Figure contents as structured data:
## start

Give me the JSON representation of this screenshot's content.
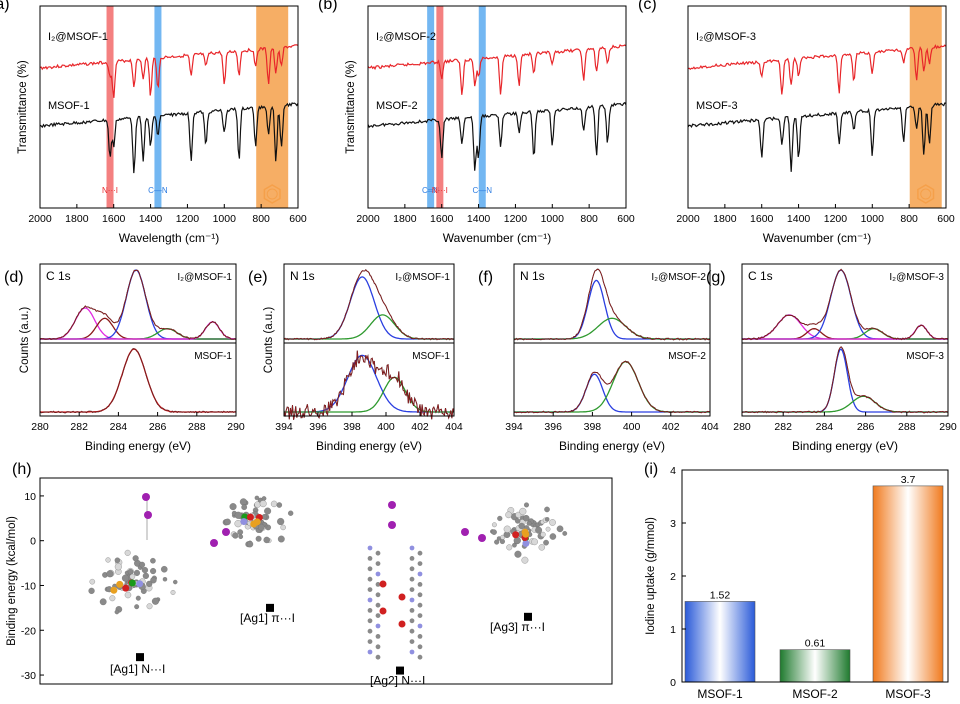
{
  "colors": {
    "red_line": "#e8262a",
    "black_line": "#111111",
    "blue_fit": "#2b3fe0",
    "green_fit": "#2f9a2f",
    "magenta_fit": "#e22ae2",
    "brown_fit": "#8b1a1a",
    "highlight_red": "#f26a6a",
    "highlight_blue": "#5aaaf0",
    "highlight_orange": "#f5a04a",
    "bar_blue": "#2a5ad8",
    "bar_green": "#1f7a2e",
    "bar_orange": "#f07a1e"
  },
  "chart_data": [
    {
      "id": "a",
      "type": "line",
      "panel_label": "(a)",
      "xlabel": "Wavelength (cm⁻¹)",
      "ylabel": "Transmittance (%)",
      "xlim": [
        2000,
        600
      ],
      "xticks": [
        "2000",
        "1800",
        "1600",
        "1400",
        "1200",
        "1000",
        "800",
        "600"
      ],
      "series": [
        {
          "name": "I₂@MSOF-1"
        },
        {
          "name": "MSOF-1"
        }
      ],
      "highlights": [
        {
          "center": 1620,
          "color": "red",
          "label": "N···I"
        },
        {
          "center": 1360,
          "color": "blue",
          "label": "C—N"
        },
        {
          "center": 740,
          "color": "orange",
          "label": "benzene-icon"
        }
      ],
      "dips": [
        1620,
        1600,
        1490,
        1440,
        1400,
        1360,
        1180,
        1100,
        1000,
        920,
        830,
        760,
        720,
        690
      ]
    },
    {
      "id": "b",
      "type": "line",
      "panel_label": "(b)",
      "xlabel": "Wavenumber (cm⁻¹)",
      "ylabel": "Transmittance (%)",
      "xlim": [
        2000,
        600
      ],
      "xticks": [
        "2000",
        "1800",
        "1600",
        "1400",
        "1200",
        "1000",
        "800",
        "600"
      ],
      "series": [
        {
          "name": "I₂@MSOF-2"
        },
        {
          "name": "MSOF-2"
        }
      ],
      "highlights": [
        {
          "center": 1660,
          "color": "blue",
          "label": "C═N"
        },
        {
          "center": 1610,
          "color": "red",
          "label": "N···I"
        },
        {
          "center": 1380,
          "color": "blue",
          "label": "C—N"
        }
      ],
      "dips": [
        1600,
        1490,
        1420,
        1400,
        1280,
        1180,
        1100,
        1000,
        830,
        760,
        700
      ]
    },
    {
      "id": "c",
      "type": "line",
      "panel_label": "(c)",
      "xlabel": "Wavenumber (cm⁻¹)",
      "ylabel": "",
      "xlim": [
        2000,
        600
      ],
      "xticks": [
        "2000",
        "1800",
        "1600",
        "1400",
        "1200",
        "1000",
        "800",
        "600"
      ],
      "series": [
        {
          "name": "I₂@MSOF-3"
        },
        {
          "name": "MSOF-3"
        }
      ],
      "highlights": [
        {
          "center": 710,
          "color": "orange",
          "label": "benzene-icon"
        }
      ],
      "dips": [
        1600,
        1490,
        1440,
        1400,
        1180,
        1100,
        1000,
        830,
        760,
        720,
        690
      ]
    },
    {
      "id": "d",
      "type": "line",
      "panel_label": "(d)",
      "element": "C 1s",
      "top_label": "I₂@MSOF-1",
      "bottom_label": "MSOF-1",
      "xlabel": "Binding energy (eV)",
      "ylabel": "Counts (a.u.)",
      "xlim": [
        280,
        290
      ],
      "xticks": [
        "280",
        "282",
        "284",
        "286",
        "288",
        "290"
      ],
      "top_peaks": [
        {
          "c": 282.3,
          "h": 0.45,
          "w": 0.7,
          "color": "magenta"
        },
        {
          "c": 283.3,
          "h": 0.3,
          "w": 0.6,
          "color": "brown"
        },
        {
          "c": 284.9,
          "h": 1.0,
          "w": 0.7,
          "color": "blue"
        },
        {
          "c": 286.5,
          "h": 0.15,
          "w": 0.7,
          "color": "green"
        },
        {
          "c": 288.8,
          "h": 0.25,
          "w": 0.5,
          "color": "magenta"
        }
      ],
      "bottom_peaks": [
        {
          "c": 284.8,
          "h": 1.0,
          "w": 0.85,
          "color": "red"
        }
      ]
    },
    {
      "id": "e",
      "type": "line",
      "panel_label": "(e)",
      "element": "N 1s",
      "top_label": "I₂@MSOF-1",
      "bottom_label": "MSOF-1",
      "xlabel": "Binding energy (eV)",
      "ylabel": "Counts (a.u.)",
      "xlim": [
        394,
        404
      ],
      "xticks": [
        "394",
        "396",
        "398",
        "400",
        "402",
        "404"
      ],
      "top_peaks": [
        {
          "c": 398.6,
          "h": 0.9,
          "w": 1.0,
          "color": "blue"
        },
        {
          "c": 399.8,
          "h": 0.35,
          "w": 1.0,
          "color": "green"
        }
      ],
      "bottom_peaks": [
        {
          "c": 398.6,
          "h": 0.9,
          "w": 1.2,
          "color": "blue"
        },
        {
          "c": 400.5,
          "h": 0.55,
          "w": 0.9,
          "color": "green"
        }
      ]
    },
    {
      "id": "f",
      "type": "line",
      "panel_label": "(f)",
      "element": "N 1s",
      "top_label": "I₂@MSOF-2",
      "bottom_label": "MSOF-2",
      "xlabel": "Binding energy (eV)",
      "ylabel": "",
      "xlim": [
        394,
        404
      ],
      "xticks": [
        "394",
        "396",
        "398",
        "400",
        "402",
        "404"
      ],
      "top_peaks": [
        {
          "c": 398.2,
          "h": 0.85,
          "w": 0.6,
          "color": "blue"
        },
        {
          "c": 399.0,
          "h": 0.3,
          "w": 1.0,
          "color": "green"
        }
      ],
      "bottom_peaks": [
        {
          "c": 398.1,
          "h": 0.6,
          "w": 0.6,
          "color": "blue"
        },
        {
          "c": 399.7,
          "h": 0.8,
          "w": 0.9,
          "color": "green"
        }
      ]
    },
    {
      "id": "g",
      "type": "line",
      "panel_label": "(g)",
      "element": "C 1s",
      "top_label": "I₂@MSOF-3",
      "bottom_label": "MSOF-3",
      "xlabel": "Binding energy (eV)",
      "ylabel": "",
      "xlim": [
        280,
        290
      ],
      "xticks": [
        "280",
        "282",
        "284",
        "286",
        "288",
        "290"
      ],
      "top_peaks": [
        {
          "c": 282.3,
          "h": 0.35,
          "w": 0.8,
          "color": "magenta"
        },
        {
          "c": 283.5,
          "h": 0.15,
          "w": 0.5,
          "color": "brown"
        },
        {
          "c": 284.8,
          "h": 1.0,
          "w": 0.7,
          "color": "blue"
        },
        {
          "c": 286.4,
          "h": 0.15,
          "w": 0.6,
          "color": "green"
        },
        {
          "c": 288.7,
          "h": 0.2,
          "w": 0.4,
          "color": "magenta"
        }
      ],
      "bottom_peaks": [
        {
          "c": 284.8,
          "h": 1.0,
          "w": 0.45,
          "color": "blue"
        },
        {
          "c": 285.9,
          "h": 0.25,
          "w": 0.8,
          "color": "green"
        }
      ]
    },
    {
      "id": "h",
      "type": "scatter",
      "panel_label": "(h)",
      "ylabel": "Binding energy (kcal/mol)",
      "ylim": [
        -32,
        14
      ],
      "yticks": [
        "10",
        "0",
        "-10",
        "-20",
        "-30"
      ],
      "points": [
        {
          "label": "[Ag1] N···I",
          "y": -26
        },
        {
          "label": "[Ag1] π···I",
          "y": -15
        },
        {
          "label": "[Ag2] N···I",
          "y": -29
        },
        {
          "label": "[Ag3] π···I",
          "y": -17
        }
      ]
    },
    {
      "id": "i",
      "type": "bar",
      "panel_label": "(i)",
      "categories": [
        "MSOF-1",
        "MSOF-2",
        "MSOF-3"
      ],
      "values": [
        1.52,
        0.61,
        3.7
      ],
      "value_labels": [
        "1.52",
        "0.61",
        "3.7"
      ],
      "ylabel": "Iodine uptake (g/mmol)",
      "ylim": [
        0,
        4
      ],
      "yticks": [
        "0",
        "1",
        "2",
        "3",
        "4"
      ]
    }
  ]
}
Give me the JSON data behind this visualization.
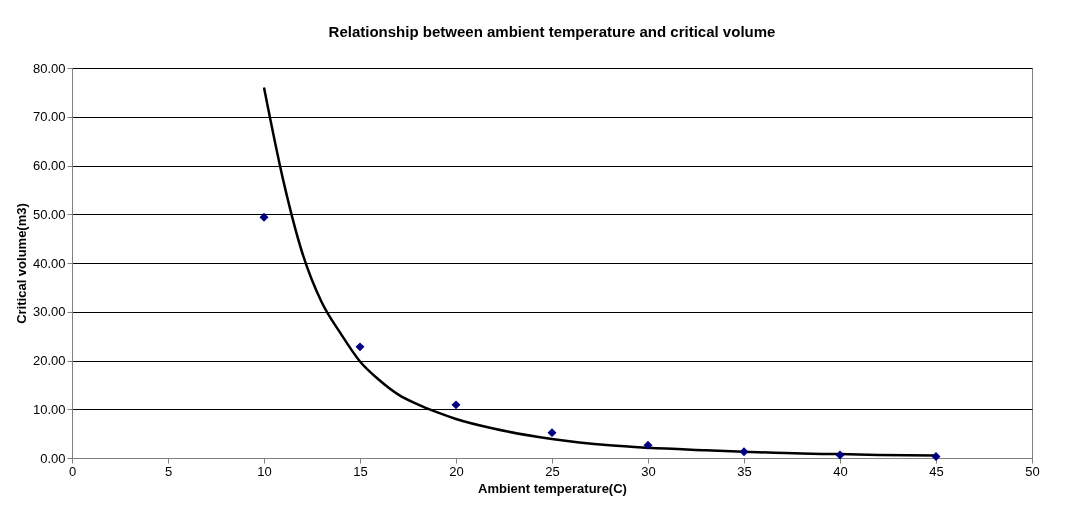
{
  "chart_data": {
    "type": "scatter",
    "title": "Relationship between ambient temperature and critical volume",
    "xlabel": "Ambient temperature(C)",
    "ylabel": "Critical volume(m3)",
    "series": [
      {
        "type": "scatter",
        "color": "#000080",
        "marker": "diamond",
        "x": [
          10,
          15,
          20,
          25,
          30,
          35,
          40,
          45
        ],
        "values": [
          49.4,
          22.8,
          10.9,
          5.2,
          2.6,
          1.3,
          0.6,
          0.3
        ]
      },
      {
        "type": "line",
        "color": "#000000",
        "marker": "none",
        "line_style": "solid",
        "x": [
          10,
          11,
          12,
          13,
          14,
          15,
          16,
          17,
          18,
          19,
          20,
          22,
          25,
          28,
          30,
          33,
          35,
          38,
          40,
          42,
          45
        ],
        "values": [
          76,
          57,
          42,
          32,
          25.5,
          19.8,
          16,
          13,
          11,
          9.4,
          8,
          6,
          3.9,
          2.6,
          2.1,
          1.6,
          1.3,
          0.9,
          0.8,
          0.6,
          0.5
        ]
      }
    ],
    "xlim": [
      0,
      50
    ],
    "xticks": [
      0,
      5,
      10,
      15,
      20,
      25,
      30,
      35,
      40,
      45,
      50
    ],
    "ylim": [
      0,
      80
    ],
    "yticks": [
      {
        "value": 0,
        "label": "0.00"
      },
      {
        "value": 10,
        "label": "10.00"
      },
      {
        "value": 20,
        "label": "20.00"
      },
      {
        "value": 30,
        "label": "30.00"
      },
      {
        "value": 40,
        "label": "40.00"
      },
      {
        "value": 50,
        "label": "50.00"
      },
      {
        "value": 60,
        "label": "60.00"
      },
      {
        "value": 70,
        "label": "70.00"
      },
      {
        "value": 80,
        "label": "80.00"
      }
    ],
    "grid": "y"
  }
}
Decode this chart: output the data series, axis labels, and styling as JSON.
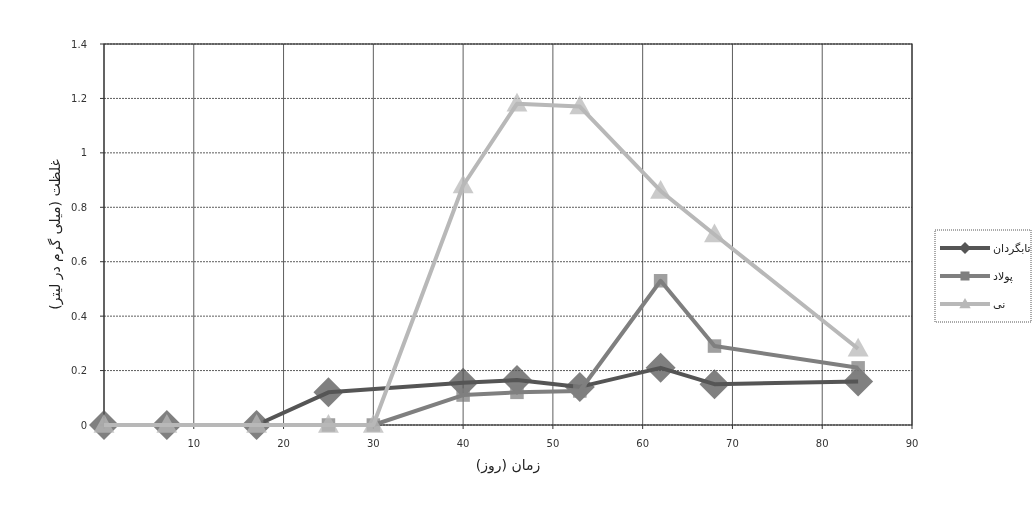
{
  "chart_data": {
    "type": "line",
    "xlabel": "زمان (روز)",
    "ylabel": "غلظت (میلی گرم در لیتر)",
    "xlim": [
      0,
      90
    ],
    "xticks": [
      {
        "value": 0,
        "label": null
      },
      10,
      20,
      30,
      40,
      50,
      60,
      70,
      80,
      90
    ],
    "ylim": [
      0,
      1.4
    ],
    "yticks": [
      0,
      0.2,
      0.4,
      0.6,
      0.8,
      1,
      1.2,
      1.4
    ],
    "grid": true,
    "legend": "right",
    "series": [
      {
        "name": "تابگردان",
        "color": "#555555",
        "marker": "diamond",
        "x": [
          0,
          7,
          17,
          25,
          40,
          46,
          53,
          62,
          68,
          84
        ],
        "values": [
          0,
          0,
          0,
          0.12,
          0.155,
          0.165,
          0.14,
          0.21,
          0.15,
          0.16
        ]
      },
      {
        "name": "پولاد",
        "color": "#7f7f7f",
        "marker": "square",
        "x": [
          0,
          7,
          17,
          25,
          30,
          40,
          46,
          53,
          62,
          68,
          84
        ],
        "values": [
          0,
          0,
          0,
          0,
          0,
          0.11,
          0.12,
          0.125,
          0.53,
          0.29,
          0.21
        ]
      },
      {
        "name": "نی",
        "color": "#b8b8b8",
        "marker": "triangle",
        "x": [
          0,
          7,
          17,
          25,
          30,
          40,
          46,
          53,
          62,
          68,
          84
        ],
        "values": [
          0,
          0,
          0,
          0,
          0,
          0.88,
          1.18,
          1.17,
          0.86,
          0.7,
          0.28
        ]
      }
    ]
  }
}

## end

Exercise aim:
Exactly reproduce the lines beginning at the one that contains "Decode this chart: output" and ending at the final line of the material, with the pictures left out.

Solution:
Decode this chart: output the data series, axis labels, and styling as JSON.
{
  "chart_data": {
    "type": "line",
    "xlabel": "زمان (روز)",
    "ylabel": "غلظت (میلی گرم در لیتر)",
    "xlim": [
      0,
      90
    ],
    "xticks": [
      {
        "value": 0,
        "label": null
      },
      10,
      20,
      30,
      40,
      50,
      60,
      70,
      80,
      90
    ],
    "ylim": [
      0,
      1.4
    ],
    "yticks": [
      0,
      0.2,
      0.4,
      0.6,
      0.8,
      1,
      1.2,
      1.4
    ],
    "grid": true,
    "legend": "right",
    "series": [
      {
        "name": "تابگردان",
        "color": "#555555",
        "marker": "diamond",
        "x": [
          0,
          7,
          17,
          25,
          40,
          46,
          53,
          62,
          68,
          84
        ],
        "values": [
          0,
          0,
          0,
          0.12,
          0.155,
          0.165,
          0.14,
          0.21,
          0.15,
          0.16
        ]
      },
      {
        "name": "پولاد",
        "color": "#7f7f7f",
        "marker": "square",
        "x": [
          0,
          7,
          17,
          25,
          30,
          40,
          46,
          53,
          62,
          68,
          84
        ],
        "values": [
          0,
          0,
          0,
          0,
          0,
          0.11,
          0.12,
          0.125,
          0.53,
          0.29,
          0.21
        ]
      },
      {
        "name": "نی",
        "color": "#b8b8b8",
        "marker": "triangle",
        "x": [
          0,
          7,
          17,
          25,
          30,
          40,
          46,
          53,
          62,
          68,
          84
        ],
        "values": [
          0,
          0,
          0,
          0,
          0,
          0.88,
          1.18,
          1.17,
          0.86,
          0.7,
          0.28
        ]
      }
    ]
  }
}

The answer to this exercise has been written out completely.